▶ Provided entries:

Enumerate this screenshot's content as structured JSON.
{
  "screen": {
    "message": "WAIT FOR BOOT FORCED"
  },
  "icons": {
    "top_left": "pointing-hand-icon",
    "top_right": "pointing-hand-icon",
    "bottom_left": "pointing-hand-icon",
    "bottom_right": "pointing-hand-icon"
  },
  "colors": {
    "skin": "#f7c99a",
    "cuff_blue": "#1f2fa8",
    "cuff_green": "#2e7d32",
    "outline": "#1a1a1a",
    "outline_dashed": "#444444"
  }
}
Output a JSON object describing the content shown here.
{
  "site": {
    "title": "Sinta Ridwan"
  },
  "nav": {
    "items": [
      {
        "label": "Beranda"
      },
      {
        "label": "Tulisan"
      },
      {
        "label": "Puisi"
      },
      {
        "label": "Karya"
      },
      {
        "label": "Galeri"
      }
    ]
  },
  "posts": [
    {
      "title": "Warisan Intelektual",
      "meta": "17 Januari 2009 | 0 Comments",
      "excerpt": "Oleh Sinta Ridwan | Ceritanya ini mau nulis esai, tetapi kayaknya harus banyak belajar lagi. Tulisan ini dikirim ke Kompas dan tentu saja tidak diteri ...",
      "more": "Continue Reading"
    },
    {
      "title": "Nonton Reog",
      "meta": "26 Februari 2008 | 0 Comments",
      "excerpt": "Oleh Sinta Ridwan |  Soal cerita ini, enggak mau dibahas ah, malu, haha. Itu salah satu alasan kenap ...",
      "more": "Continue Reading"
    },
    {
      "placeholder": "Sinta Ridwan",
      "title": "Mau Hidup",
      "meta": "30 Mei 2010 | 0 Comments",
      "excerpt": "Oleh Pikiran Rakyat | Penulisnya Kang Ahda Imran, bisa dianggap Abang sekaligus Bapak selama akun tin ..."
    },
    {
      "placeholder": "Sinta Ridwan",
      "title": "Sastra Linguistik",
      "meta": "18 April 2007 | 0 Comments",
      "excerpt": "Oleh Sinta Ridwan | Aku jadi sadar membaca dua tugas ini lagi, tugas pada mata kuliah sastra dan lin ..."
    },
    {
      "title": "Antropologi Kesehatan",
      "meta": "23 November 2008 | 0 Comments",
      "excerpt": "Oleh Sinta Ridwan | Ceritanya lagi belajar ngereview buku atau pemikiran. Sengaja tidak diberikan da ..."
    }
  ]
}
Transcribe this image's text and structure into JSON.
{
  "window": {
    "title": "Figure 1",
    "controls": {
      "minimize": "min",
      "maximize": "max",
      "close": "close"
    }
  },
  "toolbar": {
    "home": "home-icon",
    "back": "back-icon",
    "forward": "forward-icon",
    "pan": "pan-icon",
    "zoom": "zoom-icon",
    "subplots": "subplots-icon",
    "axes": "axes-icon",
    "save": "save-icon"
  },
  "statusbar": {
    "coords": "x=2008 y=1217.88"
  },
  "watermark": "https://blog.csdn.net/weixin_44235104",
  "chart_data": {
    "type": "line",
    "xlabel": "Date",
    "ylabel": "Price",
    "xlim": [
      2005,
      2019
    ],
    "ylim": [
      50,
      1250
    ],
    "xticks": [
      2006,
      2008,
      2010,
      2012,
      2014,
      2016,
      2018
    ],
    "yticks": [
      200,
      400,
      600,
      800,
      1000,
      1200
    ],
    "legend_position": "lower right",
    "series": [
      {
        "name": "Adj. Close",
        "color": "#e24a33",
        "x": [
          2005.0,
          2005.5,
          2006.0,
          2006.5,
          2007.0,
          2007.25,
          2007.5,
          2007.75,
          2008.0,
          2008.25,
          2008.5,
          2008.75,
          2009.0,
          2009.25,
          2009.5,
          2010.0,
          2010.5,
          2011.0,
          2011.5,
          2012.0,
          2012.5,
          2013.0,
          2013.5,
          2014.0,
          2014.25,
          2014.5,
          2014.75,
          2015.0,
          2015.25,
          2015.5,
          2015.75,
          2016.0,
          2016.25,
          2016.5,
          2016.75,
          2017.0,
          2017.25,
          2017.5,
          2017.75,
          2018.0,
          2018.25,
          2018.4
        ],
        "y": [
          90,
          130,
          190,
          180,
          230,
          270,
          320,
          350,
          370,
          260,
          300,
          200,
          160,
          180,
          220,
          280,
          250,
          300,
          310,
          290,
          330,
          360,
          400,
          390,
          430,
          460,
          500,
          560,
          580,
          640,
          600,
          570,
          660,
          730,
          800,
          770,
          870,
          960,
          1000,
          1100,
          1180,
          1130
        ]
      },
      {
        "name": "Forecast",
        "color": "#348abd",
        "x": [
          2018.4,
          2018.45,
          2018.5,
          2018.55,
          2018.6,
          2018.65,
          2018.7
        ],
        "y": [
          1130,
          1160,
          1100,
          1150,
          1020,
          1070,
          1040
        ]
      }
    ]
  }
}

▶ Task statement: Look over the listing. Pull out every line with the string "lagi" in it.

▶ Exercise answer:
      "excerpt": "Oleh Sinta Ridwan | Ceritanya ini mau nulis esai, tetapi kayaknya harus banyak belajar lagi. Tulisan ini dikirim ke Kompas dan tentu saja tidak diteri ...",
      "excerpt": "Oleh Sinta Ridwan | Aku jadi sadar membaca dua tugas ini lagi, tugas pada mata kuliah sastra dan lin ..."
      "excerpt": "Oleh Sinta Ridwan | Ceritanya lagi belajar ngereview buku atau pemikiran. Sengaja tidak diberikan da ..."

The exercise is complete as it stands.